■ **Task prompt**: Print the records below word for word, but leave out the pictures.

Excerpt from a dataset
###
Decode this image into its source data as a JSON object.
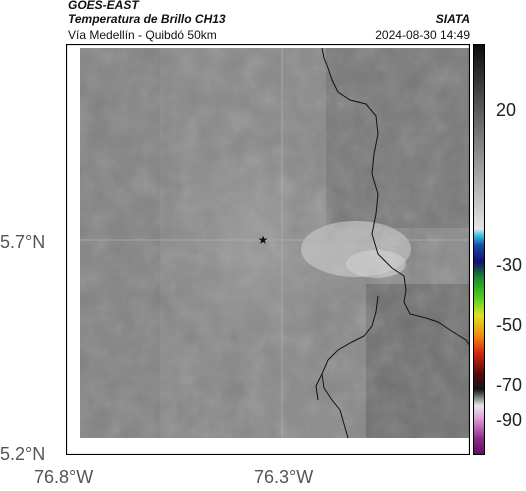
{
  "header": {
    "satellite": "GOES-EAST",
    "product": "Temperatura de Brillo CH13",
    "org": "SIATA",
    "region": "Vía Medellín - Quibdó 50km",
    "datetime": "2024-08-30 14:49"
  },
  "axes": {
    "lat_ticks": [
      "5.7°N",
      "5.2°N"
    ],
    "lon_ticks": [
      "76.8°W",
      "76.3°W"
    ]
  },
  "colorbar": {
    "ticks": [
      "20",
      "-30",
      "-50",
      "-70",
      "-90"
    ]
  },
  "map": {
    "marker": "star",
    "background_color": "#8a8a8a"
  }
}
###
■ **Written answer**:
Decode this image into its source data as a JSON object.
{
  "header": {
    "satellite": "GOES-EAST",
    "product": "Temperatura de Brillo CH13",
    "org": "SIATA",
    "region": "Vía Medellín - Quibdó 50km",
    "datetime": "2024-08-30 14:49"
  },
  "axes": {
    "lat_ticks": [
      "5.7°N",
      "5.2°N"
    ],
    "lon_ticks": [
      "76.8°W",
      "76.3°W"
    ]
  },
  "colorbar": {
    "ticks": [
      "20",
      "-30",
      "-50",
      "-70",
      "-90"
    ]
  },
  "map": {
    "marker": "star",
    "background_color": "#8a8a8a"
  }
}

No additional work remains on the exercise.